## Problem description
Please give the data below again in full, exactly as it stands.

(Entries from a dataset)
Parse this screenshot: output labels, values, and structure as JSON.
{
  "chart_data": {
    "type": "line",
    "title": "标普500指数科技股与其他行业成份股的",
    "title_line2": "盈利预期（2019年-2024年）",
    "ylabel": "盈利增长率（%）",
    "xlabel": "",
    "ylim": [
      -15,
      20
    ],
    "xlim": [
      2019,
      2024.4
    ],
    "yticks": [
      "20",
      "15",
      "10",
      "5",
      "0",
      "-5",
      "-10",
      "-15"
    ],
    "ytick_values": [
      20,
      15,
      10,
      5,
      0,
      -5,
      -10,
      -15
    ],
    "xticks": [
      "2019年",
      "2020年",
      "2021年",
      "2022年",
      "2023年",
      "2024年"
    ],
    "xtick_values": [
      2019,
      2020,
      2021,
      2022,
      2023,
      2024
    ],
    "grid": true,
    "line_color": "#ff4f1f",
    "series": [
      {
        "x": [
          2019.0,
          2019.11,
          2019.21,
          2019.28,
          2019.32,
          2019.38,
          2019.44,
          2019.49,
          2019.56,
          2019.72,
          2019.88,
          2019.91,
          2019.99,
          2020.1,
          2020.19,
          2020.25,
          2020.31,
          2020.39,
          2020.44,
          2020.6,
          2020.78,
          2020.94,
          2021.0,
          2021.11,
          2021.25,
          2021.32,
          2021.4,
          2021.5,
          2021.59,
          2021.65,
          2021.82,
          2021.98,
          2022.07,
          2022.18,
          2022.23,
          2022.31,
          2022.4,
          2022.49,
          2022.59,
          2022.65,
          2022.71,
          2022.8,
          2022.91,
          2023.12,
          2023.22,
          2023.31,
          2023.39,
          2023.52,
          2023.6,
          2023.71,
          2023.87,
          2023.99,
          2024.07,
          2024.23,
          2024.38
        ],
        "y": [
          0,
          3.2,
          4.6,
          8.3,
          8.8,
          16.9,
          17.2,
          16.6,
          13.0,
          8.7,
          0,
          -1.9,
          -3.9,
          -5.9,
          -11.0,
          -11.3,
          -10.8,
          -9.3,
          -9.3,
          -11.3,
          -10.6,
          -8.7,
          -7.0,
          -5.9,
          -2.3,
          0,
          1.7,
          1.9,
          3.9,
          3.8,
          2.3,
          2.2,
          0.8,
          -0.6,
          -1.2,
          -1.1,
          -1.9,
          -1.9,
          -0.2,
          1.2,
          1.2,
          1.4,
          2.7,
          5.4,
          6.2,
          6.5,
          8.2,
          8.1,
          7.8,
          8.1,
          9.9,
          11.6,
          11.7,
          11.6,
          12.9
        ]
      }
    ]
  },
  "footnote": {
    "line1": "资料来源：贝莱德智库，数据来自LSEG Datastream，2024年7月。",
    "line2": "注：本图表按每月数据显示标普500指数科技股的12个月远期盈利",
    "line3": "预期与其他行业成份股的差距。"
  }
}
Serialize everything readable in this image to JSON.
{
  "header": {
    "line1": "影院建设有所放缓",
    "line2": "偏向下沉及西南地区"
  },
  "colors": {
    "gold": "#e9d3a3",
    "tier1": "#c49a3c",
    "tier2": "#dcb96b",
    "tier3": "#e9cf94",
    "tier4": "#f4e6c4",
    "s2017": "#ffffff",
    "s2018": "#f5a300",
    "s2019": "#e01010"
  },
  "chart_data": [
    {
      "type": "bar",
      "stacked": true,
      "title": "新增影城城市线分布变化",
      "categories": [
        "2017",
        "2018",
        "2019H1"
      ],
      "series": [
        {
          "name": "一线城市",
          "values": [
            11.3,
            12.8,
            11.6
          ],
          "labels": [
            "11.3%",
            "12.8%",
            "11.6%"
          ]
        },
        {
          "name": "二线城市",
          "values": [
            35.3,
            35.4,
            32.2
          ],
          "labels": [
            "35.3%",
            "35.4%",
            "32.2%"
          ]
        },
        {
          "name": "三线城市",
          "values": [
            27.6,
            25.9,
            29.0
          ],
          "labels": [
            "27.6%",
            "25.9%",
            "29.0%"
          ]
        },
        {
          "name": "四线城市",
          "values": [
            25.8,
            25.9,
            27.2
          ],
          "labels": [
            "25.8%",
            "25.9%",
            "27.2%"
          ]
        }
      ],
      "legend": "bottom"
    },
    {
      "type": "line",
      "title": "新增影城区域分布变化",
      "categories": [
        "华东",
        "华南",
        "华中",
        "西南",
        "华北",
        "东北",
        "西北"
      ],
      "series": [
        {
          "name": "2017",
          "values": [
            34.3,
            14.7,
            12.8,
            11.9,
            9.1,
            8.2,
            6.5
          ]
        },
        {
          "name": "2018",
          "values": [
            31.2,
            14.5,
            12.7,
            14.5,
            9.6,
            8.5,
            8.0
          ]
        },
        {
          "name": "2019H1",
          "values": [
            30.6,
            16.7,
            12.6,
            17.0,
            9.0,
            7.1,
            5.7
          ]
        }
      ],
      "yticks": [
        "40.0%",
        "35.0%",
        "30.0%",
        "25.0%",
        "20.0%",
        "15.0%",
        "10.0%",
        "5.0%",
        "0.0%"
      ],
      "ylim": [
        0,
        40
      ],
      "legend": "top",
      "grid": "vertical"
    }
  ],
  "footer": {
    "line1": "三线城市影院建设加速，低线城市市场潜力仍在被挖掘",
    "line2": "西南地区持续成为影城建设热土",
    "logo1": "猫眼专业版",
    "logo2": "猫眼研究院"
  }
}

## Complete output
Parse this screenshot: output labels, values, and structure as JSON.
{
  "chart_data": {
    "type": "line",
    "title": "标普500指数科技股与其他行业成份股的",
    "title_line2": "盈利预期（2019年-2024年）",
    "ylabel": "盈利增长率（%）",
    "xlabel": "",
    "ylim": [
      -15,
      20
    ],
    "xlim": [
      2019,
      2024.4
    ],
    "yticks": [
      "20",
      "15",
      "10",
      "5",
      "0",
      "-5",
      "-10",
      "-15"
    ],
    "ytick_values": [
      20,
      15,
      10,
      5,
      0,
      -5,
      -10,
      -15
    ],
    "xticks": [
      "2019年",
      "2020年",
      "2021年",
      "2022年",
      "2023年",
      "2024年"
    ],
    "xtick_values": [
      2019,
      2020,
      2021,
      2022,
      2023,
      2024
    ],
    "grid": true,
    "line_color": "#ff4f1f",
    "series": [
      {
        "x": [
          2019.0,
          2019.11,
          2019.21,
          2019.28,
          2019.32,
          2019.38,
          2019.44,
          2019.49,
          2019.56,
          2019.72,
          2019.88,
          2019.91,
          2019.99,
          2020.1,
          2020.19,
          2020.25,
          2020.31,
          2020.39,
          2020.44,
          2020.6,
          2020.78,
          2020.94,
          2021.0,
          2021.11,
          2021.25,
          2021.32,
          2021.4,
          2021.5,
          2021.59,
          2021.65,
          2021.82,
          2021.98,
          2022.07,
          2022.18,
          2022.23,
          2022.31,
          2022.4,
          2022.49,
          2022.59,
          2022.65,
          2022.71,
          2022.8,
          2022.91,
          2023.12,
          2023.22,
          2023.31,
          2023.39,
          2023.52,
          2023.6,
          2023.71,
          2023.87,
          2023.99,
          2024.07,
          2024.23,
          2024.38
        ],
        "y": [
          0,
          3.2,
          4.6,
          8.3,
          8.8,
          16.9,
          17.2,
          16.6,
          13.0,
          8.7,
          0,
          -1.9,
          -3.9,
          -5.9,
          -11.0,
          -11.3,
          -10.8,
          -9.3,
          -9.3,
          -11.3,
          -10.6,
          -8.7,
          -7.0,
          -5.9,
          -2.3,
          0,
          1.7,
          1.9,
          3.9,
          3.8,
          2.3,
          2.2,
          0.8,
          -0.6,
          -1.2,
          -1.1,
          -1.9,
          -1.9,
          -0.2,
          1.2,
          1.2,
          1.4,
          2.7,
          5.4,
          6.2,
          6.5,
          8.2,
          8.1,
          7.8,
          8.1,
          9.9,
          11.6,
          11.7,
          11.6,
          12.9
        ]
      }
    ]
  },
  "footnote": {
    "line1": "资料来源：贝莱德智库，数据来自LSEG Datastream，2024年7月。",
    "line2": "注：本图表按每月数据显示标普500指数科技股的12个月远期盈利",
    "line3": "预期与其他行业成份股的差距。"
  }
}
Serialize everything readable in this image to JSON.
{
  "header": {
    "line1": "影院建设有所放缓",
    "line2": "偏向下沉及西南地区"
  },
  "colors": {
    "gold": "#e9d3a3",
    "tier1": "#c49a3c",
    "tier2": "#dcb96b",
    "tier3": "#e9cf94",
    "tier4": "#f4e6c4",
    "s2017": "#ffffff",
    "s2018": "#f5a300",
    "s2019": "#e01010"
  },
  "chart_data": [
    {
      "type": "bar",
      "stacked": true,
      "title": "新增影城城市线分布变化",
      "categories": [
        "2017",
        "2018",
        "2019H1"
      ],
      "series": [
        {
          "name": "一线城市",
          "values": [
            11.3,
            12.8,
            11.6
          ],
          "labels": [
            "11.3%",
            "12.8%",
            "11.6%"
          ]
        },
        {
          "name": "二线城市",
          "values": [
            35.3,
            35.4,
            32.2
          ],
          "labels": [
            "35.3%",
            "35.4%",
            "32.2%"
          ]
        },
        {
          "name": "三线城市",
          "values": [
            27.6,
            25.9,
            29.0
          ],
          "labels": [
            "27.6%",
            "25.9%",
            "29.0%"
          ]
        },
        {
          "name": "四线城市",
          "values": [
            25.8,
            25.9,
            27.2
          ],
          "labels": [
            "25.8%",
            "25.9%",
            "27.2%"
          ]
        }
      ],
      "legend": "bottom"
    },
    {
      "type": "line",
      "title": "新增影城区域分布变化",
      "categories": [
        "华东",
        "华南",
        "华中",
        "西南",
        "华北",
        "东北",
        "西北"
      ],
      "series": [
        {
          "name": "2017",
          "values": [
            34.3,
            14.7,
            12.8,
            11.9,
            9.1,
            8.2,
            6.5
          ]
        },
        {
          "name": "2018",
          "values": [
            31.2,
            14.5,
            12.7,
            14.5,
            9.6,
            8.5,
            8.0
          ]
        },
        {
          "name": "2019H1",
          "values": [
            30.6,
            16.7,
            12.6,
            17.0,
            9.0,
            7.1,
            5.7
          ]
        }
      ],
      "yticks": [
        "40.0%",
        "35.0%",
        "30.0%",
        "25.0%",
        "20.0%",
        "15.0%",
        "10.0%",
        "5.0%",
        "0.0%"
      ],
      "ylim": [
        0,
        40
      ],
      "legend": "top",
      "grid": "vertical"
    }
  ],
  "footer": {
    "line1": "三线城市影院建设加速，低线城市市场潜力仍在被挖掘",
    "line2": "西南地区持续成为影城建设热土",
    "logo1": "猫眼专业版",
    "logo2": "猫眼研究院"
  }
}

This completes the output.